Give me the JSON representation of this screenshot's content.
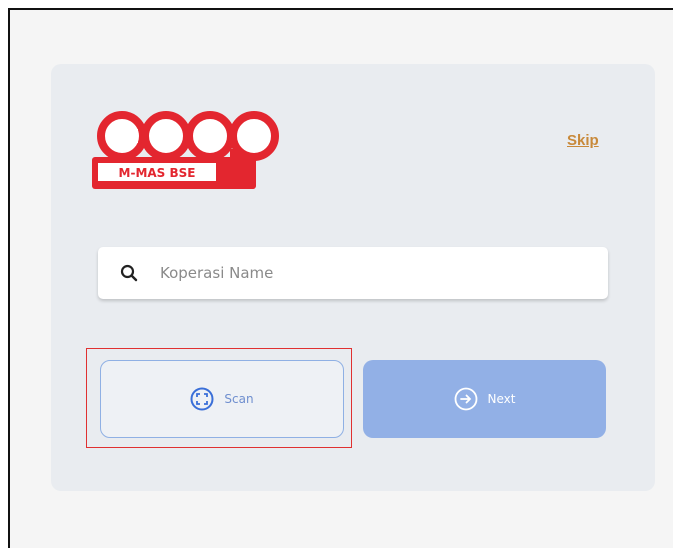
{
  "brand": {
    "logo_word": "COOP",
    "logo_sub": "M-MAS BSE",
    "logo_color": "#e3262f"
  },
  "header": {
    "skip_label": "Skip"
  },
  "search": {
    "placeholder": "Koperasi Name",
    "value": "",
    "icon": "search-icon"
  },
  "actions": {
    "scan_label": "Scan",
    "scan_icon": "scan-icon",
    "next_label": "Next",
    "next_icon": "arrow-right-circle-icon"
  },
  "colors": {
    "accent": "#8fb0e4",
    "next_bg": "#92b0e6",
    "skip": "#c8893a",
    "highlight": "#e03131",
    "card": "#e9ecf0"
  }
}
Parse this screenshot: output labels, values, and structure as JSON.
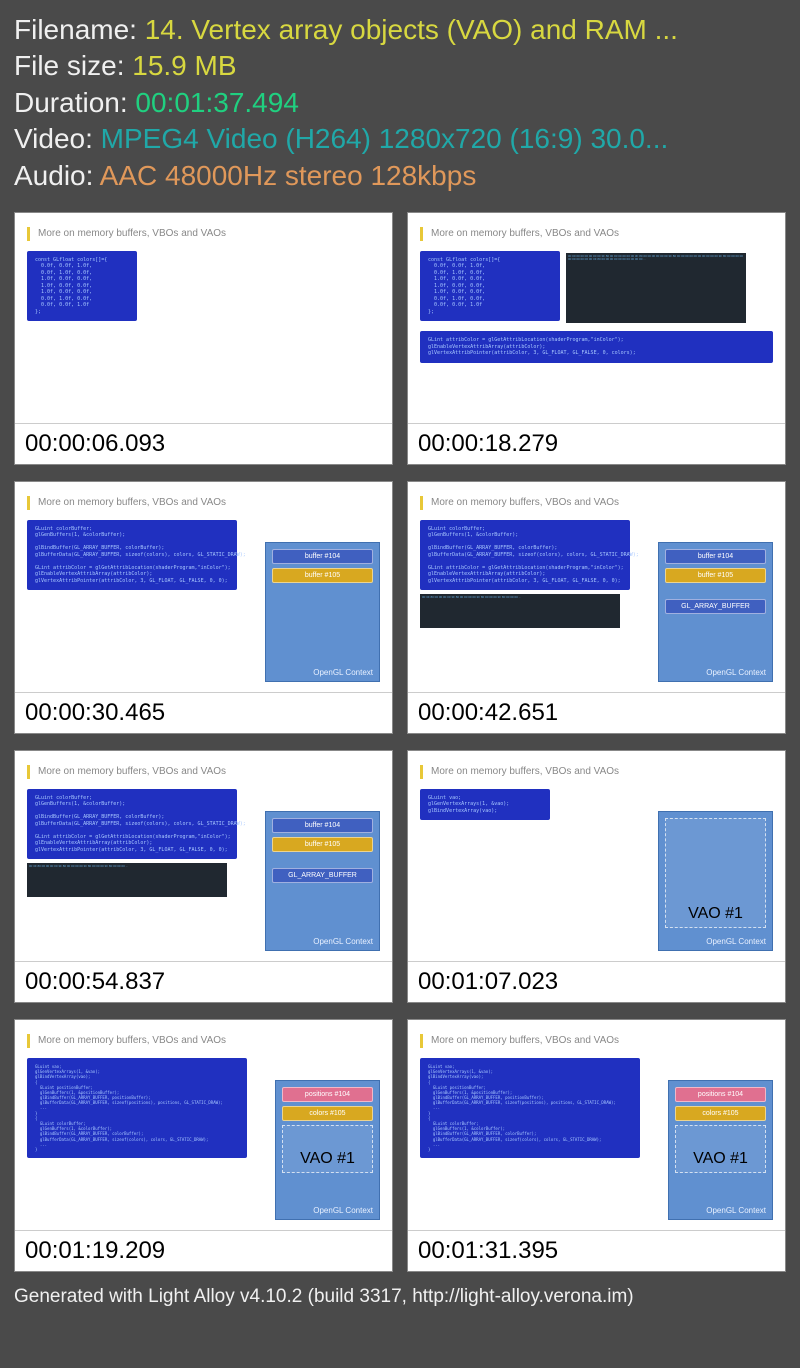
{
  "info": {
    "filename_label": "Filename: ",
    "filename_value": "14. Vertex array objects (VAO) and RAM ...",
    "filesize_label": "File size: ",
    "filesize_value": "15.9 MB",
    "duration_label": "Duration: ",
    "duration_value": "00:01:37.494",
    "video_label": "Video: ",
    "video_value": "MPEG4 Video (H264) 1280x720 (16:9) 30.0...",
    "audio_label": "Audio: ",
    "audio_value": "AAC 48000Hz stereo 128kbps"
  },
  "slide_title": "More on memory buffers, VBOs and VAOs",
  "context_label": "OpenGL Context",
  "labels": {
    "buffer104": "buffer #104",
    "buffer105": "buffer #105",
    "gl_array_buffer": "GL_ARRAY_BUFFER",
    "positions104": "positions #104",
    "colors105": "colors #105",
    "vao1": "VAO #1"
  },
  "code": {
    "colors_array": "const GLfloat colors[]={\n  0.0f, 0.0f, 1.0f,\n  0.0f, 1.0f, 0.0f,\n  1.0f, 0.0f, 0.0f,\n  1.0f, 0.0f, 0.0f,\n  1.0f, 0.0f, 0.0f,\n  0.0f, 1.0f, 0.0f,\n  0.0f, 0.0f, 1.0f\n};",
    "attrib_block": "GLint attribColor = glGetAttribLocation(shaderProgram,\"inColor\");\nglEnableVertexAttribArray(attribColor);\nglVertexAttribPointer(attribColor, 3, GL_FLOAT, GL_FALSE, 0, colors);",
    "buffer_block": "GLuint colorBuffer;\nglGenBuffers(1, &colorBuffer);\n\nglBindBuffer(GL_ARRAY_BUFFER, colorBuffer);\nglBufferData(GL_ARRAY_BUFFER, sizeof(colors), colors, GL_STATIC_DRAW);\n\nGLint attribColor = glGetAttribLocation(shaderProgram,\"inColor\");\nglEnableVertexAttribArray(attribColor);\nglVertexAttribPointer(attribColor, 3, GL_FLOAT, GL_FALSE, 0, 0);",
    "vao_small": "GLuint vao;\nglGenVertexArrays(1, &vao);\nglBindVertexArray(vao);",
    "vao_full": "GLuint vao;\nglGenVertexArrays(1, &vao);\nglBindVertexArray(vao);\n{\n  GLuint positionBuffer;\n  glGenBuffers(1, &positionBuffer);\n  glBindBuffer(GL_ARRAY_BUFFER, positionBuffer);\n  glBufferData(GL_ARRAY_BUFFER, sizeof(positions), positions, GL_STATIC_DRAW);\n  ...\n}\n{\n  GLuint colorBuffer;\n  glGenBuffers(1, &colorBuffer);\n  glBindBuffer(GL_ARRAY_BUFFER, colorBuffer);\n  glBufferData(GL_ARRAY_BUFFER, sizeof(colors), colors, GL_STATIC_DRAW);\n  ...\n}"
  },
  "thumbnails": [
    {
      "timestamp": "00:00:06.093"
    },
    {
      "timestamp": "00:00:18.279"
    },
    {
      "timestamp": "00:00:30.465"
    },
    {
      "timestamp": "00:00:42.651"
    },
    {
      "timestamp": "00:00:54.837"
    },
    {
      "timestamp": "00:01:07.023"
    },
    {
      "timestamp": "00:01:19.209"
    },
    {
      "timestamp": "00:01:31.395"
    }
  ],
  "footer": "Generated with Light Alloy v4.10.2 (build 3317, http://light-alloy.verona.im)"
}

——————

*INSTRUCTIONS FOR THE TASK*
In your copy, leave out the pictures and reproduce the material above exactly.

*THE ANSWER*
Give me the JSON representation of this screenshot's content.
{
  "brand": {
    "logo_word": "COOP",
    "logo_sub": "M-MAS BSE",
    "logo_color": "#e3262f"
  },
  "header": {
    "skip_label": "Skip"
  },
  "search": {
    "placeholder": "Koperasi Name",
    "value": "",
    "icon": "search-icon"
  },
  "actions": {
    "scan_label": "Scan",
    "scan_icon": "scan-icon",
    "next_label": "Next",
    "next_icon": "arrow-right-circle-icon"
  },
  "colors": {
    "accent": "#8fb0e4",
    "next_bg": "#92b0e6",
    "skip": "#c8893a",
    "highlight": "#e03131",
    "card": "#e9ecf0"
  }
}
Parse this screenshot: output labels, values, and structure as JSON.
{
  "info": {
    "filename_label": "Filename: ",
    "filename_value": "14. Vertex array objects (VAO) and RAM ...",
    "filesize_label": "File size: ",
    "filesize_value": "15.9 MB",
    "duration_label": "Duration: ",
    "duration_value": "00:01:37.494",
    "video_label": "Video: ",
    "video_value": "MPEG4 Video (H264) 1280x720 (16:9) 30.0...",
    "audio_label": "Audio: ",
    "audio_value": "AAC 48000Hz stereo 128kbps"
  },
  "slide_title": "More on memory buffers, VBOs and VAOs",
  "context_label": "OpenGL Context",
  "labels": {
    "buffer104": "buffer #104",
    "buffer105": "buffer #105",
    "gl_array_buffer": "GL_ARRAY_BUFFER",
    "positions104": "positions #104",
    "colors105": "colors #105",
    "vao1": "VAO #1"
  },
  "code": {
    "colors_array": "const GLfloat colors[]={\n  0.0f, 0.0f, 1.0f,\n  0.0f, 1.0f, 0.0f,\n  1.0f, 0.0f, 0.0f,\n  1.0f, 0.0f, 0.0f,\n  1.0f, 0.0f, 0.0f,\n  0.0f, 1.0f, 0.0f,\n  0.0f, 0.0f, 1.0f\n};",
    "attrib_block": "GLint attribColor = glGetAttribLocation(shaderProgram,\"inColor\");\nglEnableVertexAttribArray(attribColor);\nglVertexAttribPointer(attribColor, 3, GL_FLOAT, GL_FALSE, 0, colors);",
    "buffer_block": "GLuint colorBuffer;\nglGenBuffers(1, &colorBuffer);\n\nglBindBuffer(GL_ARRAY_BUFFER, colorBuffer);\nglBufferData(GL_ARRAY_BUFFER, sizeof(colors), colors, GL_STATIC_DRAW);\n\nGLint attribColor = glGetAttribLocation(shaderProgram,\"inColor\");\nglEnableVertexAttribArray(attribColor);\nglVertexAttribPointer(attribColor, 3, GL_FLOAT, GL_FALSE, 0, 0);",
    "vao_small": "GLuint vao;\nglGenVertexArrays(1, &vao);\nglBindVertexArray(vao);",
    "vao_full": "GLuint vao;\nglGenVertexArrays(1, &vao);\nglBindVertexArray(vao);\n{\n  GLuint positionBuffer;\n  glGenBuffers(1, &positionBuffer);\n  glBindBuffer(GL_ARRAY_BUFFER, positionBuffer);\n  glBufferData(GL_ARRAY_BUFFER, sizeof(positions), positions, GL_STATIC_DRAW);\n  ...\n}\n{\n  GLuint colorBuffer;\n  glGenBuffers(1, &colorBuffer);\n  glBindBuffer(GL_ARRAY_BUFFER, colorBuffer);\n  glBufferData(GL_ARRAY_BUFFER, sizeof(colors), colors, GL_STATIC_DRAW);\n  ...\n}"
  },
  "thumbnails": [
    {
      "timestamp": "00:00:06.093"
    },
    {
      "timestamp": "00:00:18.279"
    },
    {
      "timestamp": "00:00:30.465"
    },
    {
      "timestamp": "00:00:42.651"
    },
    {
      "timestamp": "00:00:54.837"
    },
    {
      "timestamp": "00:01:07.023"
    },
    {
      "timestamp": "00:01:19.209"
    },
    {
      "timestamp": "00:01:31.395"
    }
  ],
  "footer": "Generated with Light Alloy v4.10.2 (build 3317, http://light-alloy.verona.im)"
}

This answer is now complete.